INSTRUCTIONS TO FOLLOW — Identify the lines holding "SRMTID" and copy them.

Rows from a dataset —
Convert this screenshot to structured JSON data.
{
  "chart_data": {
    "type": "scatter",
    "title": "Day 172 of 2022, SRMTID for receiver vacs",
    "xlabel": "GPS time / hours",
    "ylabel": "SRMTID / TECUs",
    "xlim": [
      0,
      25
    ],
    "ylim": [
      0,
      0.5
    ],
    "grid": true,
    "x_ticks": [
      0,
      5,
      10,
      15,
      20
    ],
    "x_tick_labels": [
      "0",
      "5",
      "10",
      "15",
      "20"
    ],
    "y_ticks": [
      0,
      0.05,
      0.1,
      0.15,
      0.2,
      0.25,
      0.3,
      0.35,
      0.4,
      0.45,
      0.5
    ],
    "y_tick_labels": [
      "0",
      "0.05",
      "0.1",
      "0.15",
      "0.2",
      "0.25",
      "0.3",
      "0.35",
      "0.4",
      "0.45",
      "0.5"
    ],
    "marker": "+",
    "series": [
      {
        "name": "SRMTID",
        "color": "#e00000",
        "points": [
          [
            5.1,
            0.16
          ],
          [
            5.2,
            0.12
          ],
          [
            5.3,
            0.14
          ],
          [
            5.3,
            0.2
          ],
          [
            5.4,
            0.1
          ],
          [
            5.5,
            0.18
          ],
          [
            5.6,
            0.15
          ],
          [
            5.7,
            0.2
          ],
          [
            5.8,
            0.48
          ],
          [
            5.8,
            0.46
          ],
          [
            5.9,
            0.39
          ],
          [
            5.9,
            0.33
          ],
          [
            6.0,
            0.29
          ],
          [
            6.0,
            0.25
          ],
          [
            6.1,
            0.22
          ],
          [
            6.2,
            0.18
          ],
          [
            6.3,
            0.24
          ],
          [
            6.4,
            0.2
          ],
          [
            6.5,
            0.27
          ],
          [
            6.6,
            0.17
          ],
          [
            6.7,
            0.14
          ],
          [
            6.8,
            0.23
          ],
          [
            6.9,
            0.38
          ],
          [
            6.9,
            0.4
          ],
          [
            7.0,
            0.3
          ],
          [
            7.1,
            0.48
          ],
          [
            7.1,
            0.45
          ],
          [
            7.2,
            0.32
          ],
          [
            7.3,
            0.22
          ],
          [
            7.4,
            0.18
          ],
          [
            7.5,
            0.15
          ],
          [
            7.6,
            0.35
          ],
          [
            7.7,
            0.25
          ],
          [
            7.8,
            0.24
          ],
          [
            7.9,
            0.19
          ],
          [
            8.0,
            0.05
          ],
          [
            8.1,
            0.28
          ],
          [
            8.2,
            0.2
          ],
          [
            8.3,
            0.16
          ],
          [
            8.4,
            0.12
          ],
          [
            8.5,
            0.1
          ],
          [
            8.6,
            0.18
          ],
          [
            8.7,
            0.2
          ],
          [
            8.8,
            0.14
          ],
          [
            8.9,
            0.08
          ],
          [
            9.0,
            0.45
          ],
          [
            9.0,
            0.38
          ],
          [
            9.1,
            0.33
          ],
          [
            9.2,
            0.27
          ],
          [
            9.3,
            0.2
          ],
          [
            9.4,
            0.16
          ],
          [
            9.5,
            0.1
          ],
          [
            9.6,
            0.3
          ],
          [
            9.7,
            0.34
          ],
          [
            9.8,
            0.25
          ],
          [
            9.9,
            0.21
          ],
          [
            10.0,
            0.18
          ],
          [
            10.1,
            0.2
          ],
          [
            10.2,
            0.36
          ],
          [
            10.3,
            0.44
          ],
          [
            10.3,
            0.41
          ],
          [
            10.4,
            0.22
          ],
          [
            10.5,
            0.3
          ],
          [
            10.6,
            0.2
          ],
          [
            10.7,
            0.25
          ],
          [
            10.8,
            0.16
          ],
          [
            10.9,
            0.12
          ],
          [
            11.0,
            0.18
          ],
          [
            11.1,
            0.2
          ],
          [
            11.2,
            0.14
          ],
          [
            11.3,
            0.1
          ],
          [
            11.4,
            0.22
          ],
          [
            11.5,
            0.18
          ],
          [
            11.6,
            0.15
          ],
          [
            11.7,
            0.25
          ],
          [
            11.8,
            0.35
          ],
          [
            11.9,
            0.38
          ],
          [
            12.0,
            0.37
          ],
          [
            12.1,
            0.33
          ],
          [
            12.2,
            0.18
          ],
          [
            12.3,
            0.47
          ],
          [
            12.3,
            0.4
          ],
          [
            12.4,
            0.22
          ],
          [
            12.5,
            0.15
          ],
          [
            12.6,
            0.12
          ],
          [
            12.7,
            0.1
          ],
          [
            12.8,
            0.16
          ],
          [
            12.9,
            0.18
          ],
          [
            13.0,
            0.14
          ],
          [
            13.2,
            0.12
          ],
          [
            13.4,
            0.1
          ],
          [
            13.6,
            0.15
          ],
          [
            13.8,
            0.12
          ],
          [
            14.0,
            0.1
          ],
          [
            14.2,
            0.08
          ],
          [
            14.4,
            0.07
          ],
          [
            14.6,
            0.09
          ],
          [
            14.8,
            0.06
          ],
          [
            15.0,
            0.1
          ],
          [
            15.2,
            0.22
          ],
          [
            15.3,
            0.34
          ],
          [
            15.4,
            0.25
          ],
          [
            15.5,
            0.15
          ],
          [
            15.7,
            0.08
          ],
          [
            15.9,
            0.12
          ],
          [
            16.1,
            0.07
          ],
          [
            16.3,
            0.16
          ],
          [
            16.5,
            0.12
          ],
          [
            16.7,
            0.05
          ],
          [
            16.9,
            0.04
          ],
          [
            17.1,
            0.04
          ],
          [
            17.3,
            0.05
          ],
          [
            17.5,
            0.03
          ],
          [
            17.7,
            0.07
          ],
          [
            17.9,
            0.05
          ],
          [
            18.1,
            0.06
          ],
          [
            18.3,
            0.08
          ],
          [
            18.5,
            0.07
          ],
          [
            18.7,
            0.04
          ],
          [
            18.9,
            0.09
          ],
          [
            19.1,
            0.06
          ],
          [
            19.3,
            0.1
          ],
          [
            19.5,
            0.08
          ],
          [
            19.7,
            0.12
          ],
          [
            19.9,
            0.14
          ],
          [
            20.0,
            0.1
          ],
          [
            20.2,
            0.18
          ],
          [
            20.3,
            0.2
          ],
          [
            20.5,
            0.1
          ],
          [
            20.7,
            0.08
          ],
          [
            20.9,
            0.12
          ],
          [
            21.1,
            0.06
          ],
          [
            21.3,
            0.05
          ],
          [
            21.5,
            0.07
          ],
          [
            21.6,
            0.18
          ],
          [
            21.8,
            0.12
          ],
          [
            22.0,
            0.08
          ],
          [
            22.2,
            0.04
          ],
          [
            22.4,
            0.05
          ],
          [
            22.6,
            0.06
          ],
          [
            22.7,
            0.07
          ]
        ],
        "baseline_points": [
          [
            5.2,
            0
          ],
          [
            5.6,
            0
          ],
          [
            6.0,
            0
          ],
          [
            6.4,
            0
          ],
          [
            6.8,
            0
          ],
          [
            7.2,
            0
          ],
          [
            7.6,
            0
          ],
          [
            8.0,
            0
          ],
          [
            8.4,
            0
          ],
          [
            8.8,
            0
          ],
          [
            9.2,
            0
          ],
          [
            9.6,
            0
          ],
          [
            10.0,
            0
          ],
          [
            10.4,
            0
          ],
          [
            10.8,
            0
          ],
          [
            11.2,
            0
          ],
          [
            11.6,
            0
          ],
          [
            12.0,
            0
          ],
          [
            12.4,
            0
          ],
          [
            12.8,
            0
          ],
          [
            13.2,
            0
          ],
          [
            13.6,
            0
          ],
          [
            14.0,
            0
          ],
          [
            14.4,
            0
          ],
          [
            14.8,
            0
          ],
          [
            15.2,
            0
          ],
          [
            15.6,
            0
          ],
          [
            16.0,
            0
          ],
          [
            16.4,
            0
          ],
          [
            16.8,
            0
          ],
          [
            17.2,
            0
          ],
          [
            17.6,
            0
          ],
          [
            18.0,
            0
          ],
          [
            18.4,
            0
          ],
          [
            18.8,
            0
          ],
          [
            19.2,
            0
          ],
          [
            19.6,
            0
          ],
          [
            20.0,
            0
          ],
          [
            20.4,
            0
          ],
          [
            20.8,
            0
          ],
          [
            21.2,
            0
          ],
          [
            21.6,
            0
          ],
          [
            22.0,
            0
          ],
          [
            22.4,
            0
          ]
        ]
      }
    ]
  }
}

ANSWER IN FULL —
    "title": "Day 172 of 2022, SRMTID for receiver vacs",
    "ylabel": "SRMTID / TECUs",
        "name": "SRMTID",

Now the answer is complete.